Parts of the exercise:
[A] In the Coast Guard passage, retype the part between "Everyone hopes that" and "can’t be done.", inclusive.
[B] On which radio channel does the Coast Guard voice speak in the Coast Guard passage?
[C] Carry on the Coast Guard passage past its final sentence.

The Coast Guard voice on Channel 16 remained cool.
“Vessel [Anonymous], in view of your condition, I repeat, you
should try to get closer to shore.”
“Fire Island Coast Guard, please get here as fast as you
can. The water in the cabin keeps
getting deeper, but it’s too shallow close to the shore.”
The Coast Guard voice stayed measured and low, but you could
begin to hear a touch of frustration creep in.
“Vessel [Anonymous], it sounds like you have a serious
problem. You really should get closer to shore.”
“Fire Island Coast Guard, please get here quickly. Our cabin is filling up, but if we try to get
closer to shore, we might hit the bottom.”
And then the Coast Guard asked the core question.
“Vessel [Anonymous], it sounds like you’re going to hit
bottom one way or another. Wouldn’t you
rather do it closer to shore?”
Fisheries managers could learn from that exchange.
Everyone hopes that when a fish stock declines, managers can
act swiftly to avoid a collapse. And
when a stock is already in bad shape, we hope that managers can take the stress
off the fish without putting additional stress on fishermen.
Often, that just can’t be done.

Stored data:
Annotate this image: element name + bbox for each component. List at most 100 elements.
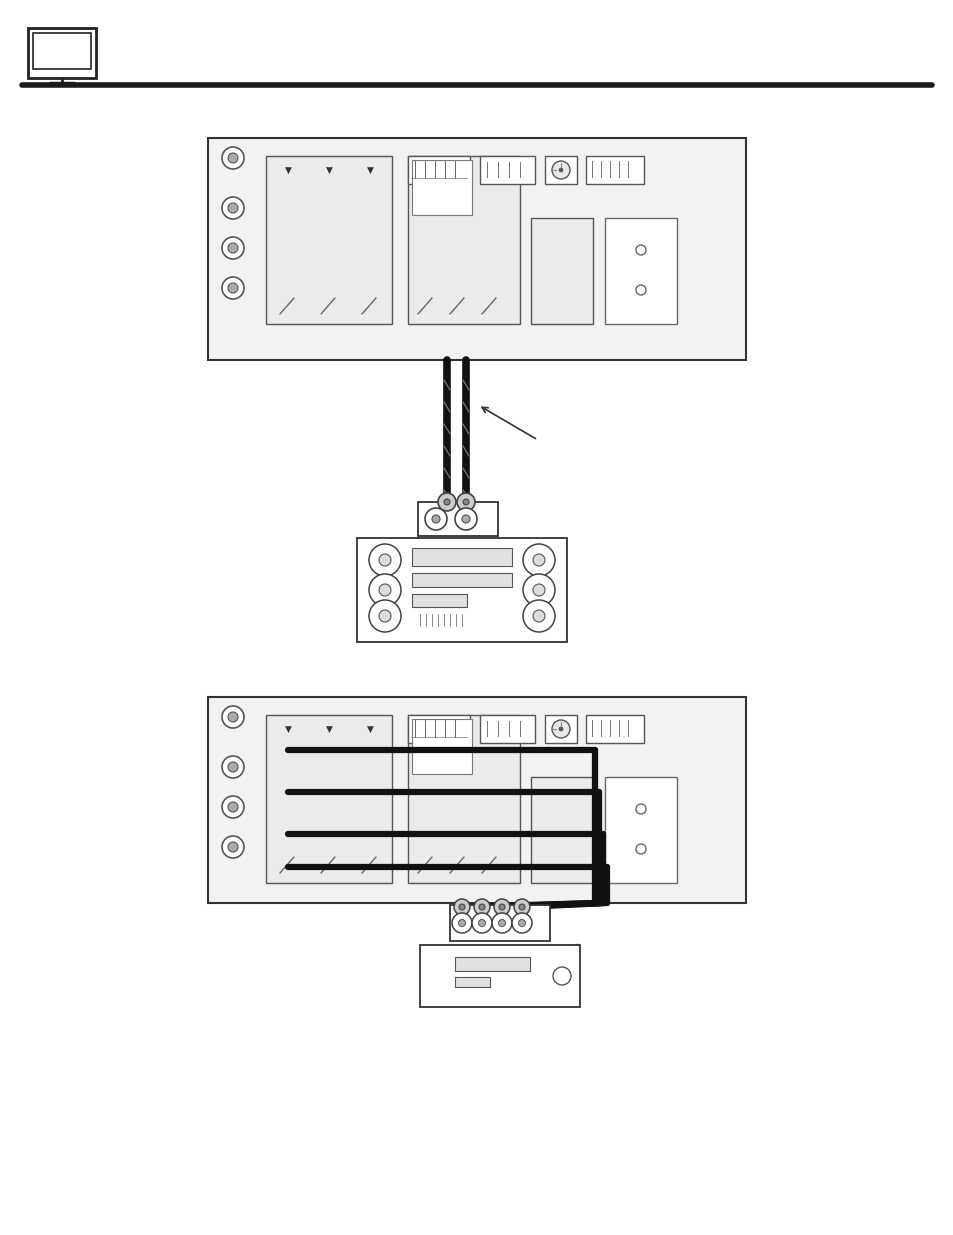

Exercise answers:
[A]
Everyone hopes that when a fish stock declines, managers can
act swiftly to avoid a collapse. And
when a stock is already in bad shape, we hope that managers can take the stress
off the fish without putting additional stress on fishermen.
Often, that just can’t be done.

[B] Channel 16.

[C]
Many fisheries are in such dire condition that the stock
can’t be recovered without big cuts in harvest that will cause real hardship to some of the folks involved. Managers are caught squarely between two
opposing forces. On one hand, there are
the people—and, at the federal level, there is the law—demanding that the stock be
rebuilt. On the other hand, there are other
people demanding that managers let fisheremen keep fishing, paying their bills and
feeding their families.
And that’s where the story about the sinking boat comes in.
Sometimes, no matter what choice you make, something bad is
going to happen. At that point, it’s no
longer about avoiding disaster; it’s all about limiting damage and letting
folks get on with their lives once that damage is done.
When a fish stock ends up in truly bad shape—Gulf of Maine
cod, southern New England winter flounder and South Atlantic red snapper are
three current examples—what follows is all too predictable.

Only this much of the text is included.